WHAT THE TASK REQUIRES: Can you print, character for character, every line of the data from its first line up to and including the line with "scatter-point xyxy=(682,408,689,415)"?

════

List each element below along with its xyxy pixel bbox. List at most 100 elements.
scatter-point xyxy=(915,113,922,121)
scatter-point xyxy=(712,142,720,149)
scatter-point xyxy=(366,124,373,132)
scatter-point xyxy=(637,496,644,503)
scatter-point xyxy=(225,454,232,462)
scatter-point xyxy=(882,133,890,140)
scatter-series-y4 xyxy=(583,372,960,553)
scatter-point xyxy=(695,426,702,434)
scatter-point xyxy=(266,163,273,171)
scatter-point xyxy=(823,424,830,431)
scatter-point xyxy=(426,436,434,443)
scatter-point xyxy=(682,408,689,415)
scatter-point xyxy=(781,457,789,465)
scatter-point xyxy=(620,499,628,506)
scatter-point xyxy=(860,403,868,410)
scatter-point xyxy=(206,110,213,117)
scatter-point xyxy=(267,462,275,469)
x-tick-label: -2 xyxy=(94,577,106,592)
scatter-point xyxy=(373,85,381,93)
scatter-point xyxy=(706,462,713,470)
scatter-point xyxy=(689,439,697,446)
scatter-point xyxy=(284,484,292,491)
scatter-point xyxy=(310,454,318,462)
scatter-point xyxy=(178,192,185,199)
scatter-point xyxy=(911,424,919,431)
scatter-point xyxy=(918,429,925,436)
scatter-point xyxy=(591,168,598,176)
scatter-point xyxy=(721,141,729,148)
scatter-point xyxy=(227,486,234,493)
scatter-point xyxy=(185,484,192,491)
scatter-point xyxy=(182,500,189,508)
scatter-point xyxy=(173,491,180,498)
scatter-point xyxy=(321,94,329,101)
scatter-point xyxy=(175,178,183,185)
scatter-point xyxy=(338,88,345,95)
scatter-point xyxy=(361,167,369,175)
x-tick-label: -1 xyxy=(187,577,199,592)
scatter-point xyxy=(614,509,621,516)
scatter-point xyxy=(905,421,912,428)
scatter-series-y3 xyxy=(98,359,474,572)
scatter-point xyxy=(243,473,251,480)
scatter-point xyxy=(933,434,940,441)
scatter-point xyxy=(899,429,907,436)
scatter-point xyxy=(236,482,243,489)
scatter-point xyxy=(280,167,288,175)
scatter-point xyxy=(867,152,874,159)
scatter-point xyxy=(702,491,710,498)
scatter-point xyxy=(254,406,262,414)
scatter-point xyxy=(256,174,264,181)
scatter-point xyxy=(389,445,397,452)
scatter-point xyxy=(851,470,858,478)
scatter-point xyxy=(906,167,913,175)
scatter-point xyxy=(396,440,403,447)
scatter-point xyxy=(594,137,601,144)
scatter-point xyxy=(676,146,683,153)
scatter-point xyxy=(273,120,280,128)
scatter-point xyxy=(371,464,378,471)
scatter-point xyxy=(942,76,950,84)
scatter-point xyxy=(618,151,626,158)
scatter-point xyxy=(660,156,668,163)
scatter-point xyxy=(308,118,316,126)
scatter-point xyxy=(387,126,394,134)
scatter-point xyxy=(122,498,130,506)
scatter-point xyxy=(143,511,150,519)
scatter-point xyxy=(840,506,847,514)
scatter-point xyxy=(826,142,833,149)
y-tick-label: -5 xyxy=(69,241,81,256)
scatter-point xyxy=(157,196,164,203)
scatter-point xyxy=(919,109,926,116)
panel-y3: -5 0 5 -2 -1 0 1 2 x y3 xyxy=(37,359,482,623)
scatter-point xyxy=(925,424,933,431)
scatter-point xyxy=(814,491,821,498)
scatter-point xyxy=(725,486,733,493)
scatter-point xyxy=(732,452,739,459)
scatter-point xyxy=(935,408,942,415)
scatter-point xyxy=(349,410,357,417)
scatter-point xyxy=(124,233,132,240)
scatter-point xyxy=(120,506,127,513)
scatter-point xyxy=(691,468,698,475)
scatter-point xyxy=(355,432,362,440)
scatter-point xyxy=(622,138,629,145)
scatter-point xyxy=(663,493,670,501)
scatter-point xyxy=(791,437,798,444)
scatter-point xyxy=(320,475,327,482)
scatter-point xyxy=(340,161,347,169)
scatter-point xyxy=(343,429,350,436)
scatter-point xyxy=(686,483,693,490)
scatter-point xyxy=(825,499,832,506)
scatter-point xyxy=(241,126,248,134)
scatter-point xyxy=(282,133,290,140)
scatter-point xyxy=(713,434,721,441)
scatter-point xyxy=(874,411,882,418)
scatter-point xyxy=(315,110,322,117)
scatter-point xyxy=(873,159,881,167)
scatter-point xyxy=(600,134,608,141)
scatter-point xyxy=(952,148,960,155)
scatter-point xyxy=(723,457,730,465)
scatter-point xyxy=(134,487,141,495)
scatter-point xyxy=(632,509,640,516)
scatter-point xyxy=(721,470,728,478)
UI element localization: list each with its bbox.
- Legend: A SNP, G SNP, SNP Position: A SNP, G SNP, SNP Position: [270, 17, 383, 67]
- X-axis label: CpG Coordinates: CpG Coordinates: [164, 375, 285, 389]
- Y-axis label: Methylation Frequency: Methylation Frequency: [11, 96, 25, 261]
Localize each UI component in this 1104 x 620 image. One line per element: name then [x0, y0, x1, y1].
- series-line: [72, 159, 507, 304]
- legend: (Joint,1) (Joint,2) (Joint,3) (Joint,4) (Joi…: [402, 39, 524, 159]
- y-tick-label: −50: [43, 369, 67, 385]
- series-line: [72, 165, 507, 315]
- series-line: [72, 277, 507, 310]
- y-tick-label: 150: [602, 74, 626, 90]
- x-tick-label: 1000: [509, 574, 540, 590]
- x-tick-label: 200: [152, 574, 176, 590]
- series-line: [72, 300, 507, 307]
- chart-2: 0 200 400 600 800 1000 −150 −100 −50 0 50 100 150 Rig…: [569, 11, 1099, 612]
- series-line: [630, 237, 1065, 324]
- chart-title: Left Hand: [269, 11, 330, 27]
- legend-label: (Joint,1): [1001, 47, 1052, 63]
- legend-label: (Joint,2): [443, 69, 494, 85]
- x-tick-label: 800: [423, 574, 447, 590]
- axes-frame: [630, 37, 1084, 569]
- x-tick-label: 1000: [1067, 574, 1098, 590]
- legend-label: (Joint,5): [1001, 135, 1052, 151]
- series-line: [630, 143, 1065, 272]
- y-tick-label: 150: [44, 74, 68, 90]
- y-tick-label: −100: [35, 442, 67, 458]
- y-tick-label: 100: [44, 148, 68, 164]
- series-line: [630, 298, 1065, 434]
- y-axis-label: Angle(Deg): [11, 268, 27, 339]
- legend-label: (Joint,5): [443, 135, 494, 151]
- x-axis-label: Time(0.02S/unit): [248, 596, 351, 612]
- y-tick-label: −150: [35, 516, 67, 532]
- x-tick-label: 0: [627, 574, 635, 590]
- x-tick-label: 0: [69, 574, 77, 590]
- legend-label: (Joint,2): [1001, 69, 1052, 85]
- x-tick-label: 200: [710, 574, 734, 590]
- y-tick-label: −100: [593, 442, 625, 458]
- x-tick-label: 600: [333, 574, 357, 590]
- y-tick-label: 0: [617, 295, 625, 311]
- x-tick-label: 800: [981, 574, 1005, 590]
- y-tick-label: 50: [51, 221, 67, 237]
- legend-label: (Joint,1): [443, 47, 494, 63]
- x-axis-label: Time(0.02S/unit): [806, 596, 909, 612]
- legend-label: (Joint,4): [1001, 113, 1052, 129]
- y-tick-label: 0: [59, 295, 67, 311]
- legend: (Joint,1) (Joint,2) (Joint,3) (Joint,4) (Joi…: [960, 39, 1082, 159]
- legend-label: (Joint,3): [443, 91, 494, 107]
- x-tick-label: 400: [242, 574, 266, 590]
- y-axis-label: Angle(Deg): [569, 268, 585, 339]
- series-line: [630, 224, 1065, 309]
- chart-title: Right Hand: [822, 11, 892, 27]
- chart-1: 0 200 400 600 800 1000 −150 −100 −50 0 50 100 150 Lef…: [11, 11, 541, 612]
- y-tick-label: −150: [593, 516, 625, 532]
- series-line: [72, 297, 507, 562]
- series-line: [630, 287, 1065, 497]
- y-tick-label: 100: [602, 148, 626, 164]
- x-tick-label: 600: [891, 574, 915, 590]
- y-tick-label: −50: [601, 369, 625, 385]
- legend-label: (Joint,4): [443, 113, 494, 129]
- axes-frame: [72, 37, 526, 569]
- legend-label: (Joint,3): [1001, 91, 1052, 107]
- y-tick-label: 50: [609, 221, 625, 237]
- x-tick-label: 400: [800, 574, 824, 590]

════

SOLUTION TO THE EXERCISE:
List each element below along with its xyxy pixel bbox. List at most 100 elements.
scatter-point xyxy=(915,113,922,121)
scatter-point xyxy=(712,142,720,149)
scatter-point xyxy=(366,124,373,132)
scatter-point xyxy=(637,496,644,503)
scatter-point xyxy=(225,454,232,462)
scatter-point xyxy=(882,133,890,140)
scatter-series-y4 xyxy=(583,372,960,553)
scatter-point xyxy=(695,426,702,434)
scatter-point xyxy=(266,163,273,171)
scatter-point xyxy=(823,424,830,431)
scatter-point xyxy=(426,436,434,443)
scatter-point xyxy=(682,408,689,415)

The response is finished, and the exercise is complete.